**Problem to work on**
Identify all lines below that hold "JSON" and collect them.

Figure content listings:
:::::

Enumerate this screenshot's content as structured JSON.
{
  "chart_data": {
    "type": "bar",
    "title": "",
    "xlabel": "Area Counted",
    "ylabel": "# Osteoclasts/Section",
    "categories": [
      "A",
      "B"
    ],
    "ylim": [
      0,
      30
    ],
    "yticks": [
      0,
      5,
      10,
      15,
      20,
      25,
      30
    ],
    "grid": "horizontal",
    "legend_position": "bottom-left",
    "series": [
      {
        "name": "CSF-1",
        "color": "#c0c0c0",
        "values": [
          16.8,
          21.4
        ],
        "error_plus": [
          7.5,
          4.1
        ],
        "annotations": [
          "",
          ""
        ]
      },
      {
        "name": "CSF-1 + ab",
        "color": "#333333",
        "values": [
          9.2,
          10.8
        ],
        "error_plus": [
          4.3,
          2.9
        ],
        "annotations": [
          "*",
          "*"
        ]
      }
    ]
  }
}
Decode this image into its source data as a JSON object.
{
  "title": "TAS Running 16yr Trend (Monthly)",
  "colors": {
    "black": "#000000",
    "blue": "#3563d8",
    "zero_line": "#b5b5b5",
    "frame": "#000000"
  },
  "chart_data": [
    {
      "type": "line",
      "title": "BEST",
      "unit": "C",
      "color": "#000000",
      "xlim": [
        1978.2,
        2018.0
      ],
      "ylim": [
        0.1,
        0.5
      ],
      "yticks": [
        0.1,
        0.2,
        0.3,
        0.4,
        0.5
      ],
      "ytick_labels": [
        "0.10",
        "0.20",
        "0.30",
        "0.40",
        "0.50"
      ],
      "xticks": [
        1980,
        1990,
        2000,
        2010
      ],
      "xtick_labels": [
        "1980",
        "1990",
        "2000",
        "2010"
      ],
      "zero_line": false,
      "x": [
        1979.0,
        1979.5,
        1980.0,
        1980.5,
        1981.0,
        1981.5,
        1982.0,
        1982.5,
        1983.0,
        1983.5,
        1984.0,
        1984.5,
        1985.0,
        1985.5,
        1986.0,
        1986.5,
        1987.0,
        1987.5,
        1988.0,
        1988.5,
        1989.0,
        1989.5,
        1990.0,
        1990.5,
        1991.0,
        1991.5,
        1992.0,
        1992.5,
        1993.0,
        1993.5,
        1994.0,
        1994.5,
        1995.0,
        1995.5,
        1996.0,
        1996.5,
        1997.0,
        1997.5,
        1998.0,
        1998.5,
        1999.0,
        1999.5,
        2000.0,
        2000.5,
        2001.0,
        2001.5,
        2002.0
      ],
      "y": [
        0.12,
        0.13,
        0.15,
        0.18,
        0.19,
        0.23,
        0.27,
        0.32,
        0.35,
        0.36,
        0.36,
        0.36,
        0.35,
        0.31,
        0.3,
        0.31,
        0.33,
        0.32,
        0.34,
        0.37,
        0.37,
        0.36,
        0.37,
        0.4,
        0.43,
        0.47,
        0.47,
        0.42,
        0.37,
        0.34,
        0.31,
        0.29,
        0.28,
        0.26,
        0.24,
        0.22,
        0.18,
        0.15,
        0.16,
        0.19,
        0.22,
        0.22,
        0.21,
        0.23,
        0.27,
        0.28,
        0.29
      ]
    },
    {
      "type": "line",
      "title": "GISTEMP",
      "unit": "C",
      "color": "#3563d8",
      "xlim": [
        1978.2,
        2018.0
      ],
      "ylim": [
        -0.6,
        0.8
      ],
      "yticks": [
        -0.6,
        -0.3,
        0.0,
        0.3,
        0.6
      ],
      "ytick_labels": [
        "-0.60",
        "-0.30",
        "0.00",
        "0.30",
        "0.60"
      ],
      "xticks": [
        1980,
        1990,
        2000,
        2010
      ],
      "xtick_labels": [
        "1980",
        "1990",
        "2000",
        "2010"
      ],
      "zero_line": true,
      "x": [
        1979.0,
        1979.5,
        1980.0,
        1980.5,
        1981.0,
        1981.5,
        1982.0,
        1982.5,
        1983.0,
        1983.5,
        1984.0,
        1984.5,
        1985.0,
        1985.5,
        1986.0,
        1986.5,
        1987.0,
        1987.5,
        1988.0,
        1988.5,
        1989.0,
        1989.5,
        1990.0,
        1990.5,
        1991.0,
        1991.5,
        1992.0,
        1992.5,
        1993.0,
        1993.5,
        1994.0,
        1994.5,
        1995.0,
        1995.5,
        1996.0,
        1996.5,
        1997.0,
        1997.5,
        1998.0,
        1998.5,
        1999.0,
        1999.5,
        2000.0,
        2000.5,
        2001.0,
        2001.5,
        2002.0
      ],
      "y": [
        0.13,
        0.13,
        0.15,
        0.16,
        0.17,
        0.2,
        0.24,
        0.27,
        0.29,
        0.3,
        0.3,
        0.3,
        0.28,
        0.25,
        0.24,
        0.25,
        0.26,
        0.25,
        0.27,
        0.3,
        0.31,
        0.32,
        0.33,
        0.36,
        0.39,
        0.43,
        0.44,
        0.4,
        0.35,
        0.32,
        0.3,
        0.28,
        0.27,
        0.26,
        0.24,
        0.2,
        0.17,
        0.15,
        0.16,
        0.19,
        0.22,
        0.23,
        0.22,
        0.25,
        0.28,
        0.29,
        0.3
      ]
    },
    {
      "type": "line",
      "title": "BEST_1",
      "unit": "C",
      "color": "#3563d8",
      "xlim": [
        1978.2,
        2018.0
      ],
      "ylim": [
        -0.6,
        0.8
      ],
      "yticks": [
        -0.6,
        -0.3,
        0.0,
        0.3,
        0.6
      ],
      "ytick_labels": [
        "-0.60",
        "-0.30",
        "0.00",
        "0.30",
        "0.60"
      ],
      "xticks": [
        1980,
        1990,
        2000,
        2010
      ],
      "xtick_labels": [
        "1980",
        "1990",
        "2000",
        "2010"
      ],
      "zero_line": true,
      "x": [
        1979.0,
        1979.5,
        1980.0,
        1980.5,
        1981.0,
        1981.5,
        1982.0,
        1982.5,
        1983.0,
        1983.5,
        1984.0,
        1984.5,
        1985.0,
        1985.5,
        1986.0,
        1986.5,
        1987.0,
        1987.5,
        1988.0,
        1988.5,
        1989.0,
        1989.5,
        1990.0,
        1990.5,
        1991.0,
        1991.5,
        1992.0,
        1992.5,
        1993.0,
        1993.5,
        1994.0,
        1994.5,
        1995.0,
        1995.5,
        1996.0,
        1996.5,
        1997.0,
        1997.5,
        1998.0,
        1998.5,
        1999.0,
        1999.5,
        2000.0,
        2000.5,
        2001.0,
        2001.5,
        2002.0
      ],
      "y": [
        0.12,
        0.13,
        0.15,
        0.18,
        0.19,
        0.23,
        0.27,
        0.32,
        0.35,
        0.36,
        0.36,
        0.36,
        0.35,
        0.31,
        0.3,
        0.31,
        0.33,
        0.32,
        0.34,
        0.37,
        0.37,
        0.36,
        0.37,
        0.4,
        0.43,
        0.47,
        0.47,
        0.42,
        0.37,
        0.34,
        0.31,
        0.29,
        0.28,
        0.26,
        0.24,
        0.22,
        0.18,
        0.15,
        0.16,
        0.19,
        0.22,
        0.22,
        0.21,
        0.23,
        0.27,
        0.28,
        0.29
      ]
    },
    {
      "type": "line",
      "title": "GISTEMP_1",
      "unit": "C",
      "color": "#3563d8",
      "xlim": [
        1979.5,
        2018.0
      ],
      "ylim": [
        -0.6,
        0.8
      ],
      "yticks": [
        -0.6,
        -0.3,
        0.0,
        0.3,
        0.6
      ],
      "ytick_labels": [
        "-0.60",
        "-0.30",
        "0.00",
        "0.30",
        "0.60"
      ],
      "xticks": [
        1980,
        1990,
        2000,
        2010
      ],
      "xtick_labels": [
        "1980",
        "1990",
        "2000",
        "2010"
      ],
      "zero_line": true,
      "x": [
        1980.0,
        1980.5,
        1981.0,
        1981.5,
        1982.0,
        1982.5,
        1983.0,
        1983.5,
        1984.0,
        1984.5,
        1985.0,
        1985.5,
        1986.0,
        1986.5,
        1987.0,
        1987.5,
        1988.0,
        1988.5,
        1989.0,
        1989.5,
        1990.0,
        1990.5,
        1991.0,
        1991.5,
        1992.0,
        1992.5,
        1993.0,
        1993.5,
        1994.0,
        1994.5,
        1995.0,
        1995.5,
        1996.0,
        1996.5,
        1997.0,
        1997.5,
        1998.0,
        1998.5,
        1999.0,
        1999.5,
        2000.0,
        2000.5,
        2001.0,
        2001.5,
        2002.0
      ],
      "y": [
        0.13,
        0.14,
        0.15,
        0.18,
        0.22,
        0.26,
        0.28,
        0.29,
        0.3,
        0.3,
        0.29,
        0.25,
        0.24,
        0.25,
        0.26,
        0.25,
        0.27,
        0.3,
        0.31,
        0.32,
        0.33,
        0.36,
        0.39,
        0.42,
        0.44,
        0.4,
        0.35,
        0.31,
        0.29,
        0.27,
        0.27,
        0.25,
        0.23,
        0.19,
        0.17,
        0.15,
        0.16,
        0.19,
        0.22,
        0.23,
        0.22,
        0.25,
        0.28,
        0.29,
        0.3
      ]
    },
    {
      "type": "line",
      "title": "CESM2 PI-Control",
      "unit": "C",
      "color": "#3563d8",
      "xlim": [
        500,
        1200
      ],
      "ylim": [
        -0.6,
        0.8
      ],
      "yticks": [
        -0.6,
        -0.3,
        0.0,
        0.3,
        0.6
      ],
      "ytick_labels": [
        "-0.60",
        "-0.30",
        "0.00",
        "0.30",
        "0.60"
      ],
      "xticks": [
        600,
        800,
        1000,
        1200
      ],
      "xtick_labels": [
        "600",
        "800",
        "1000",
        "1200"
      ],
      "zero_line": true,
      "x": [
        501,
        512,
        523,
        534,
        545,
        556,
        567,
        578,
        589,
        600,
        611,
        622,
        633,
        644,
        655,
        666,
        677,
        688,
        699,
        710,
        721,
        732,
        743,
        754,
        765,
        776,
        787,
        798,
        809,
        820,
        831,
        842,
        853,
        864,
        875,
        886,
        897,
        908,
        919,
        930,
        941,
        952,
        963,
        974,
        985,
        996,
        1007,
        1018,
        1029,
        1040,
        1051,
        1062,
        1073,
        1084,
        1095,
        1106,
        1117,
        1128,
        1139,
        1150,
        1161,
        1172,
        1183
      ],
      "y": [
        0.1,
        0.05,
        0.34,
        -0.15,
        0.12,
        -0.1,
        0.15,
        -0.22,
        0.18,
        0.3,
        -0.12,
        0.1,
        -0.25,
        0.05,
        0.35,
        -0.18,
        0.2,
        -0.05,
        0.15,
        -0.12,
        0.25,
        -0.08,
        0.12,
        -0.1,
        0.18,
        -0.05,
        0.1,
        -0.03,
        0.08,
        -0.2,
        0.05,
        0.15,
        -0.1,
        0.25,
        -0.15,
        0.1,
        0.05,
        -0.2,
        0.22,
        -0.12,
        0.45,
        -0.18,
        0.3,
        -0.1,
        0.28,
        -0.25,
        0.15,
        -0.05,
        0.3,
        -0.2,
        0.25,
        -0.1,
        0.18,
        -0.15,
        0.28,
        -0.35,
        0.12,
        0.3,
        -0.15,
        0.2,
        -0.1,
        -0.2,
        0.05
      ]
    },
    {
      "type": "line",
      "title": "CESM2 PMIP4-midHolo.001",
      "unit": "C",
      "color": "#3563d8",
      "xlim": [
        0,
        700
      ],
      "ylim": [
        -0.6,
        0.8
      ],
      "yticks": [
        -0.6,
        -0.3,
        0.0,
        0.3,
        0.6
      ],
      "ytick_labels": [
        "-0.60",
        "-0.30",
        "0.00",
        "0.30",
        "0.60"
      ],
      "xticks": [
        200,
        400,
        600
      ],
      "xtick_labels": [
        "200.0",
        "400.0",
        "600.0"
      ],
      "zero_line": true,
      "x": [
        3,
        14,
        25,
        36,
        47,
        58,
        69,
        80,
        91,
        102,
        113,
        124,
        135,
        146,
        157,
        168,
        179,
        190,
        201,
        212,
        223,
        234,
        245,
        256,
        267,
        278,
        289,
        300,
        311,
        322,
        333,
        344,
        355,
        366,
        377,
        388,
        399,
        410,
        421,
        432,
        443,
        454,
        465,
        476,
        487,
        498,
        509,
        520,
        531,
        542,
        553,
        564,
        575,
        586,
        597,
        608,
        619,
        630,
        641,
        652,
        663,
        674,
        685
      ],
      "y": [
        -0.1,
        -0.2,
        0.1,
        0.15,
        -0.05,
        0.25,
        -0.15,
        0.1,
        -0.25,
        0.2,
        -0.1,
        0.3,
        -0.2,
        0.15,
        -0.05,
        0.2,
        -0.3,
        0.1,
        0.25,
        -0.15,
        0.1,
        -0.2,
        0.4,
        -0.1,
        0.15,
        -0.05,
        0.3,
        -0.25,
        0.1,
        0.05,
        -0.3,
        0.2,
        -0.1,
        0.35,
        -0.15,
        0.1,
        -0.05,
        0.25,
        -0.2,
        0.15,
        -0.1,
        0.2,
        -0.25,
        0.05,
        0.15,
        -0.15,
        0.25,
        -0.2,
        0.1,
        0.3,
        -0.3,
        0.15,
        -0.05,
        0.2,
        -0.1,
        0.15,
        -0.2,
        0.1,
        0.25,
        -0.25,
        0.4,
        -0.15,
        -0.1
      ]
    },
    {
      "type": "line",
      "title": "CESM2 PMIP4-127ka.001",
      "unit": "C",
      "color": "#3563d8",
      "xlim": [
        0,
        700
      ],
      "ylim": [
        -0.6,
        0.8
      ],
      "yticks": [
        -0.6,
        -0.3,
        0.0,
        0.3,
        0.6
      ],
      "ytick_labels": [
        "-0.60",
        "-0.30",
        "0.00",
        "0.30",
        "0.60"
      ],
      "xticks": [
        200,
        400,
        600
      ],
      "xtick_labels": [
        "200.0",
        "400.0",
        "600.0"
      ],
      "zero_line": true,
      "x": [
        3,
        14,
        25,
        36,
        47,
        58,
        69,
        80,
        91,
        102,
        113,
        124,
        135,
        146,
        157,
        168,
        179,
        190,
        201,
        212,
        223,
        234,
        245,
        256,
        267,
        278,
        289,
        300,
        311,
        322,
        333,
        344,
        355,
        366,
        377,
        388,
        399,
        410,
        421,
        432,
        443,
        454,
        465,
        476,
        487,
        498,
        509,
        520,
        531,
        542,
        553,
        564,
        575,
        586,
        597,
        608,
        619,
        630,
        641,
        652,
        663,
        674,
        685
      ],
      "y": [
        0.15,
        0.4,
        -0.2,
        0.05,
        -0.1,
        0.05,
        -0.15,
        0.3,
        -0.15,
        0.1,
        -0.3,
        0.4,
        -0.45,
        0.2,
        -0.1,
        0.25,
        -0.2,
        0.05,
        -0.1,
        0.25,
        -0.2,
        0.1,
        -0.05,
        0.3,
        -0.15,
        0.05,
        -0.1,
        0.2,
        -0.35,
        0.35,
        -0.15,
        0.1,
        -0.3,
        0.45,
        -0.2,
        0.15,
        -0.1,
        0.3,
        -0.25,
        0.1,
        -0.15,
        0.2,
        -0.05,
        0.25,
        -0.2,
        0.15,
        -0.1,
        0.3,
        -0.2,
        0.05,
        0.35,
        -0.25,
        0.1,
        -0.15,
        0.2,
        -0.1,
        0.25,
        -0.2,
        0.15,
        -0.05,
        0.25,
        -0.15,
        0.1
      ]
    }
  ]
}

:::::

**Answer to this exercise**
Enumerate this screenshot's content as structured JSON.
Decode this image into its source data as a JSON object.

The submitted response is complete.